Stored data:
>> START

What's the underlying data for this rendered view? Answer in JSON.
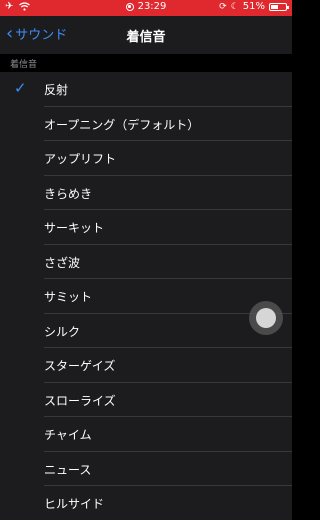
{
  "status": {
    "time": "23:29",
    "battery": "51%",
    "battery_level": 0.51
  },
  "nav": {
    "back_label": "サウンド",
    "title": "着信音"
  },
  "section": {
    "header": "着信音"
  },
  "items": [
    {
      "label": "反射",
      "checked": true
    },
    {
      "label": "オープニング（デフォルト）"
    },
    {
      "label": "アップリフト"
    },
    {
      "label": "きらめき"
    },
    {
      "label": "サーキット"
    },
    {
      "label": "さざ波"
    },
    {
      "label": "サミット"
    },
    {
      "label": "シルク"
    },
    {
      "label": "スターゲイズ"
    },
    {
      "label": "スローライズ"
    },
    {
      "label": "チャイム"
    },
    {
      "label": "ニュース"
    },
    {
      "label": "ヒルサイド"
    }
  ],
  "colors": {
    "status_bar": "#e0282f",
    "accent": "#3c8df6",
    "background": "#1c1c1e"
  },
  "icons": {
    "airplane": "airplane-icon",
    "wifi": "wifi-icon",
    "recording": "screen-recording-icon",
    "orientation_lock": "orientation-lock-icon",
    "moon": "do-not-disturb-icon",
    "check": "checkmark-icon",
    "back": "chevron-left-icon"
  }
}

>> END

### Goal of the exercise
Would you set down the listing exactly, omitting pictures?

### Completed task
What's the underlying data for this rendered view? Answer in JSON.
{
  "status": {
    "time": "23:29",
    "battery": "51%",
    "battery_level": 0.51
  },
  "nav": {
    "back_label": "サウンド",
    "title": "着信音"
  },
  "section": {
    "header": "着信音"
  },
  "items": [
    {
      "label": "反射",
      "checked": true
    },
    {
      "label": "オープニング（デフォルト）"
    },
    {
      "label": "アップリフト"
    },
    {
      "label": "きらめき"
    },
    {
      "label": "サーキット"
    },
    {
      "label": "さざ波"
    },
    {
      "label": "サミット"
    },
    {
      "label": "シルク"
    },
    {
      "label": "スターゲイズ"
    },
    {
      "label": "スローライズ"
    },
    {
      "label": "チャイム"
    },
    {
      "label": "ニュース"
    },
    {
      "label": "ヒルサイド"
    }
  ],
  "colors": {
    "status_bar": "#e0282f",
    "accent": "#3c8df6",
    "background": "#1c1c1e"
  },
  "icons": {
    "airplane": "airplane-icon",
    "wifi": "wifi-icon",
    "recording": "screen-recording-icon",
    "orientation_lock": "orientation-lock-icon",
    "moon": "do-not-disturb-icon",
    "check": "checkmark-icon",
    "back": "chevron-left-icon"
  }
}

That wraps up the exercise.